As of the release of the blog post, he was working with KPMG to find companies he deemed suitable which were interested in the acquisition. However, in March 2020, he announced on his blog that HIBP would remain independent for the foreseeable future.

=== Open-sourcing ===

On August 7, 2020, Hunt announced on his blog his intention to open-source the Have I Been Pwned? codebase.

Hunt started publishing some code on May 28, 2021.

== Branding ==
The name "Have I Been Pwned?" uses the hacker jargon term "pwn", which means "to gain unauthorized access to or compromise" a computer system.

HIBP's logo includes the text ';--, which is a common SQL injection attack string. A hacker trying to take control of a website's database might use such an attack string to manipulate a website into running malicious code.

Injection attacks are one of the most common vectors by which a database breach can occur; they are the top most common web application vulnerability on the OWASP Top 10 list.

== Data breaches ==
Since its launch, the primary development focus of HIBP has been to add new data breaches as quickly as possible after they are leaked to the public.

=== Ashley Madison ===
In July 2015, online dating service Ashley Madison, known for encouraging users to have extramarital affairs, suffered a data breach, and the identities of more than 30 million users of the service were leaked to the public.

The data breach received wide media coverage, presumably due to the large number of impacted users and the perceived shame of having an affair.

According to Hunt, the breach's publicity resulted in a 57,000% increase in traffic to HIBP.

Following this breach, Hunt added functionality to HIBP by which breaches considered "sensitive" would not be publicly searchable, and would only be revealed to subscribers of the email notification system.

This functionality was enabled for the Ashley Madison data, as well as for data from other potentially scandalous sites, such as Adult FriendFinder.

MATERIAL SUPPLIED
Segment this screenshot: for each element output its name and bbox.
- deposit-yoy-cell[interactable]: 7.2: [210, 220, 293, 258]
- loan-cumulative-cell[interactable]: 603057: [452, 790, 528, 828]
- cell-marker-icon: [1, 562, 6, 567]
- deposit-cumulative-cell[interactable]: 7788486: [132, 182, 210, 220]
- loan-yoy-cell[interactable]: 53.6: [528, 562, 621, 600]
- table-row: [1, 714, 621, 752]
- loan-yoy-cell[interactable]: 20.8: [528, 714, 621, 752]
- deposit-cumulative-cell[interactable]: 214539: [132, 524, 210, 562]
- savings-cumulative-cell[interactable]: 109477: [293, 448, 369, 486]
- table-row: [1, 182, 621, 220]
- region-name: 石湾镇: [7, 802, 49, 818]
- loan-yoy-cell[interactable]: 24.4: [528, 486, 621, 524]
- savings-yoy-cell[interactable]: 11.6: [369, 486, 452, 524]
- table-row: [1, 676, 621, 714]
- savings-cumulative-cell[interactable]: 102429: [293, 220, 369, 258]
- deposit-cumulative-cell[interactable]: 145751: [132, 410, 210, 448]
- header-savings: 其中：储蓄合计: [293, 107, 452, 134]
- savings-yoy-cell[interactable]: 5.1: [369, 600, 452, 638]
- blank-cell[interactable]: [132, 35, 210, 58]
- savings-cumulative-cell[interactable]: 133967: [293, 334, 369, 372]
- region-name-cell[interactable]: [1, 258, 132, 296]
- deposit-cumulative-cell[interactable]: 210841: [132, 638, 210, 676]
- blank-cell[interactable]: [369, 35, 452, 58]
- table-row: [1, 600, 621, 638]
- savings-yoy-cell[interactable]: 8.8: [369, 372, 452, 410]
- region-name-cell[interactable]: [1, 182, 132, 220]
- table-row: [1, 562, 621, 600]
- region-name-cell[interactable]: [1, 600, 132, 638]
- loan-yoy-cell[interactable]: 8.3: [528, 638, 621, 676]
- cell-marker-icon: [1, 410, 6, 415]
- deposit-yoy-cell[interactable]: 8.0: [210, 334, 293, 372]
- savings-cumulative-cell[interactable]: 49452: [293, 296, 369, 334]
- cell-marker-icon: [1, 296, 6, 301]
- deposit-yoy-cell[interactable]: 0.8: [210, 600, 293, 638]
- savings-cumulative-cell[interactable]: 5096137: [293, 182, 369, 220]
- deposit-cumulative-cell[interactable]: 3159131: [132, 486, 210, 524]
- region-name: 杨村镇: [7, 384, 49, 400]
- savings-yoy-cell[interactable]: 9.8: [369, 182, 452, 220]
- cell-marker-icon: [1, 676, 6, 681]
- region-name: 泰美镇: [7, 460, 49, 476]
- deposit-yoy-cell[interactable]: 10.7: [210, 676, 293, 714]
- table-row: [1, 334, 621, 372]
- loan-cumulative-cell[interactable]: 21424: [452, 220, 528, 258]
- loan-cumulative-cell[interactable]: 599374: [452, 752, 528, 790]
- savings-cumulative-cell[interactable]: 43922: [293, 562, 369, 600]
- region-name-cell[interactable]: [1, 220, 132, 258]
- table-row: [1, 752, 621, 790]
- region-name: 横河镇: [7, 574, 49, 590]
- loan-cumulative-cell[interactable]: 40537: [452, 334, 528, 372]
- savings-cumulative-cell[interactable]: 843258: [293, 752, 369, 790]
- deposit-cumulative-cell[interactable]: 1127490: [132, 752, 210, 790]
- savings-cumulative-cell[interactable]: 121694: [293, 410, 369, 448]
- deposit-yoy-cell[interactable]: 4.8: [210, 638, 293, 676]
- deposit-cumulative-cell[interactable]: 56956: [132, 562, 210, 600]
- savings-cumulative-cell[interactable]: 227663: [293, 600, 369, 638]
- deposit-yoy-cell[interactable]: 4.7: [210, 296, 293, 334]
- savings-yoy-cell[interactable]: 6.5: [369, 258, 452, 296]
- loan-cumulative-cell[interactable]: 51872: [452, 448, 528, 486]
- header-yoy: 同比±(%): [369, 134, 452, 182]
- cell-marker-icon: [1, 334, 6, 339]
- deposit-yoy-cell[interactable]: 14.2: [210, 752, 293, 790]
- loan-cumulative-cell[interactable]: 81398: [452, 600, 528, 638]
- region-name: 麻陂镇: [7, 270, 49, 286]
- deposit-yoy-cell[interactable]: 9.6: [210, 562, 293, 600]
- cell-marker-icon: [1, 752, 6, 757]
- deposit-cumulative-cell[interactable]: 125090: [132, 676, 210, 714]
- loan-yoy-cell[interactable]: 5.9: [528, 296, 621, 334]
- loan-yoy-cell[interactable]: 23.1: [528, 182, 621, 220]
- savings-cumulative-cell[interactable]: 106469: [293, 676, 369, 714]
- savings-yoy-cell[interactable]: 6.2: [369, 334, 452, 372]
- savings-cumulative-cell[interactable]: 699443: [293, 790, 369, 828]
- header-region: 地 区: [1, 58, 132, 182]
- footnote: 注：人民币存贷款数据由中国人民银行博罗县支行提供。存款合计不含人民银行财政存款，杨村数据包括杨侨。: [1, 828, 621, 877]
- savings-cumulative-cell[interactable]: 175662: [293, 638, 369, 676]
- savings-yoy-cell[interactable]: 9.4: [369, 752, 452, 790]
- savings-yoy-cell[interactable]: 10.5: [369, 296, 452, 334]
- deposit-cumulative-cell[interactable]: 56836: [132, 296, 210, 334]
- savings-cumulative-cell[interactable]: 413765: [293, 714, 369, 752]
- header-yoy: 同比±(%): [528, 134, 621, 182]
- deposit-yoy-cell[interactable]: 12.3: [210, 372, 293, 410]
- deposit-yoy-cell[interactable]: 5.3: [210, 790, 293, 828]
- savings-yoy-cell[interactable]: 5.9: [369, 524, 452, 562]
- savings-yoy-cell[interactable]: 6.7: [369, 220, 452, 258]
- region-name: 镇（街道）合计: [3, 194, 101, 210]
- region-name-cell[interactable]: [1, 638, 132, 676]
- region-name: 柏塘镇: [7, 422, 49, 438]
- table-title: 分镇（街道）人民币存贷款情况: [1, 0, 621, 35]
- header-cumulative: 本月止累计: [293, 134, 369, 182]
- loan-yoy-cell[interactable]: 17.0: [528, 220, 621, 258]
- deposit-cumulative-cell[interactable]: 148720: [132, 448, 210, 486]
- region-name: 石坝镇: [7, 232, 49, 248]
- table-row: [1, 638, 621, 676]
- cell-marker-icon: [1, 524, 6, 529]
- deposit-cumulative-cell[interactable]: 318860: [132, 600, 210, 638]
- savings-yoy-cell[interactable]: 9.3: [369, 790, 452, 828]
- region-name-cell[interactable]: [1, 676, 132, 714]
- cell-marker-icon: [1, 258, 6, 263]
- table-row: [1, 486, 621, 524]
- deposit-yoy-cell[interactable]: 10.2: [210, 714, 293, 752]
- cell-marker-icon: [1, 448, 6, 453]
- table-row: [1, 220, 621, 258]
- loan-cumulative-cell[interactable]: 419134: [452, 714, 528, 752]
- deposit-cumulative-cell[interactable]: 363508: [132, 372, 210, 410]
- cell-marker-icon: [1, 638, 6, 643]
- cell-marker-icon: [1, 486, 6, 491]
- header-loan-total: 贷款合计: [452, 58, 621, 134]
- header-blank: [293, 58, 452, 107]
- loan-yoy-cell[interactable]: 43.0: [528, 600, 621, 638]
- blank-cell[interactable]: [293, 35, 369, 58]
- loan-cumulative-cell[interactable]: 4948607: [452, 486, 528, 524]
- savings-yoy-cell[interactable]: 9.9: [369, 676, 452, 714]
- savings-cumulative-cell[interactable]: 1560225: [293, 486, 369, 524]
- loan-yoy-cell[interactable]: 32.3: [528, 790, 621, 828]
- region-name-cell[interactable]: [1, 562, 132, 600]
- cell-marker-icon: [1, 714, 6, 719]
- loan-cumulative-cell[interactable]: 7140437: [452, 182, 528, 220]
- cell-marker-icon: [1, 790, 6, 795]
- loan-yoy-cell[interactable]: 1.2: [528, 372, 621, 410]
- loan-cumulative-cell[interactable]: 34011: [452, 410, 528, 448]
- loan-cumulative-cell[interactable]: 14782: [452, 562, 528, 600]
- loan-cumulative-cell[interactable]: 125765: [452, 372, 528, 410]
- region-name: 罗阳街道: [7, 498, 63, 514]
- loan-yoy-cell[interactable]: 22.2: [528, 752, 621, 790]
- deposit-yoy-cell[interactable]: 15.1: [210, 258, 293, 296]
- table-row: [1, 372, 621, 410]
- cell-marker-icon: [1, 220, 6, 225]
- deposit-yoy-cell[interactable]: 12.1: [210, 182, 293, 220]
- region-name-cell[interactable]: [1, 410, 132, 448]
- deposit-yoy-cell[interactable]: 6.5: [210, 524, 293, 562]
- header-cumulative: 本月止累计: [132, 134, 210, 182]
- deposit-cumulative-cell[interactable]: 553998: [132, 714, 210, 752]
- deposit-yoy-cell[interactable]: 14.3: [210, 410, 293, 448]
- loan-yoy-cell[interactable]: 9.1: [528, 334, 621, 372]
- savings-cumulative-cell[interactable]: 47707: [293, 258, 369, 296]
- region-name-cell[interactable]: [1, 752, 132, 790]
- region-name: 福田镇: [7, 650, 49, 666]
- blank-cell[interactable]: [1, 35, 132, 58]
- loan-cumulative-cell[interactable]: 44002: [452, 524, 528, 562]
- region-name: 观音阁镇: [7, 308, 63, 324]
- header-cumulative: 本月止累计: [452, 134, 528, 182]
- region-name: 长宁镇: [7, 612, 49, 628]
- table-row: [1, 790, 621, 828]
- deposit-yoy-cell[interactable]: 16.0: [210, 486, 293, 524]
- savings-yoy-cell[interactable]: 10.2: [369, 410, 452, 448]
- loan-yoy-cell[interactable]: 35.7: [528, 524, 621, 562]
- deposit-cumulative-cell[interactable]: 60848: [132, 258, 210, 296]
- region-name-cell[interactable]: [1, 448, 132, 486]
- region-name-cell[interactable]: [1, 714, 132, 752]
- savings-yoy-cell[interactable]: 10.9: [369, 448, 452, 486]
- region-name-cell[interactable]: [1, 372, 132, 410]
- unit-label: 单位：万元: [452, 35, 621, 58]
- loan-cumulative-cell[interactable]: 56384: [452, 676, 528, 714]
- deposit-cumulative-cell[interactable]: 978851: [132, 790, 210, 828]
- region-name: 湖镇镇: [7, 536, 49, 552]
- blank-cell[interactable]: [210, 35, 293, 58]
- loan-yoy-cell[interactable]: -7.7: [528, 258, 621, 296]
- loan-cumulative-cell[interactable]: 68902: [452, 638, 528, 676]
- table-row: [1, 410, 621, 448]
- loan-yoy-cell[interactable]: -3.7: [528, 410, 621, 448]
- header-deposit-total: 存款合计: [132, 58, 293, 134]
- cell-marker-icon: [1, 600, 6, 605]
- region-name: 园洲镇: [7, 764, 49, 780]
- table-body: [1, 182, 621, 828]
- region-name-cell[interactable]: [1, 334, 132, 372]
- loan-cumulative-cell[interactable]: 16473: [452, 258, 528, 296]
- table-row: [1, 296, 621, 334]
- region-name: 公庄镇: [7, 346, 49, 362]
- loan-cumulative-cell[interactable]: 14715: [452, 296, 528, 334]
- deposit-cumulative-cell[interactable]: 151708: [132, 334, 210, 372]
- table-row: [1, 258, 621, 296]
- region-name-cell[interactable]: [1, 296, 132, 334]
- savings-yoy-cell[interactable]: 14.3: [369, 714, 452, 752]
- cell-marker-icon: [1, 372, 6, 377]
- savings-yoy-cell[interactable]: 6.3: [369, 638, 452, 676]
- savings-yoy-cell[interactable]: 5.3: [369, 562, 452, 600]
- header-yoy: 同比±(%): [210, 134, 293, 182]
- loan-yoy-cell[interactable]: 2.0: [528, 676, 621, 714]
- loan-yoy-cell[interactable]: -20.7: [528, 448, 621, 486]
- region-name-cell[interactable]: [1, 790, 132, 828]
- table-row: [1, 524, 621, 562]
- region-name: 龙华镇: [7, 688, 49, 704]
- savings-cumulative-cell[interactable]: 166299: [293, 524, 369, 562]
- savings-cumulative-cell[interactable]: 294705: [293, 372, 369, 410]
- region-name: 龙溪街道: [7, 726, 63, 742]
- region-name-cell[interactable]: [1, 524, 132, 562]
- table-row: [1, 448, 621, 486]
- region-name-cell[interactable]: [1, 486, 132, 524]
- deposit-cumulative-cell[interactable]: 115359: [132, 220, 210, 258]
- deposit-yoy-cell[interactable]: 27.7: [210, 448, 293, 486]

EXERCISE GOAL
From the HIBP text, quote the part that begins at the words "Hunt started publishing" and ends after "running malicious code.".

YOUR RESPONSE
Hunt started publishing some code on May 28, 2021.

== Branding ==
The name "Have I Been Pwned?" uses the hacker jargon term "pwn", which means "to gain unauthorized access to or compromise" a computer system.

HIBP's logo includes the text ';--, which is a common SQL injection attack string. A hacker trying to take control of a website's database might use such an attack string to manipulate a website into running malicious code.